EXERCISE DIRECTIONS> Each entry must appear again exactly as it does in the source.

___ MATERIAL FOR THIS EXERCISE ___

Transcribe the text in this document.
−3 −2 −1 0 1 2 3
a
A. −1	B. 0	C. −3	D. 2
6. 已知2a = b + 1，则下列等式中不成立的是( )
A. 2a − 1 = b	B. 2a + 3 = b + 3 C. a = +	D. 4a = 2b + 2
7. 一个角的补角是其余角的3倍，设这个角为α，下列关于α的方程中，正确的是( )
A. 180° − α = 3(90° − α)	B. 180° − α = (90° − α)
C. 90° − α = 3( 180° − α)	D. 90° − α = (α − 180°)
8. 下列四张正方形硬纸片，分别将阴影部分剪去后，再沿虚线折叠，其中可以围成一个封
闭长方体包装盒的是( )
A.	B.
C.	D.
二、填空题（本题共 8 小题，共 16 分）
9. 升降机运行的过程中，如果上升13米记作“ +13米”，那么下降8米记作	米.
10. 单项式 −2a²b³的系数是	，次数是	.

___

EXERCISE OUTPUT>
Transcribe the text in this document.
−3 −2 −1 0 1 2 3
a
A. −1	B. 0	C. −3	D. 2
6. 已知2a = b + 1，则下列等式中不成立的是( )
A. 2a − 1 = b	B. 2a + 3 = b + 3 C. a = +	D. 4a = 2b + 2
7. 一个角的补角是其余角的3倍，设这个角为α，下列关于α的方程中，正确的是( )
A. 180° − α = 3(90° − α)	B. 180° − α = (90° − α)
C. 90° − α = 3( 180° − α)	D. 90° − α = (α − 180°)
8. 下列四张正方形硬纸片，分别将阴影部分剪去后，再沿虚线折叠，其中可以围成一个封
闭长方体包装盒的是( )
A.	B.
C.	D.
二、填空题（本题共 8 小题，共 16 分）
9. 升降机运行的过程中，如果上升13米记作“ +13米”，那么下降8米记作	米.
10. 单项式 −2a²b³的系数是	，次数是	.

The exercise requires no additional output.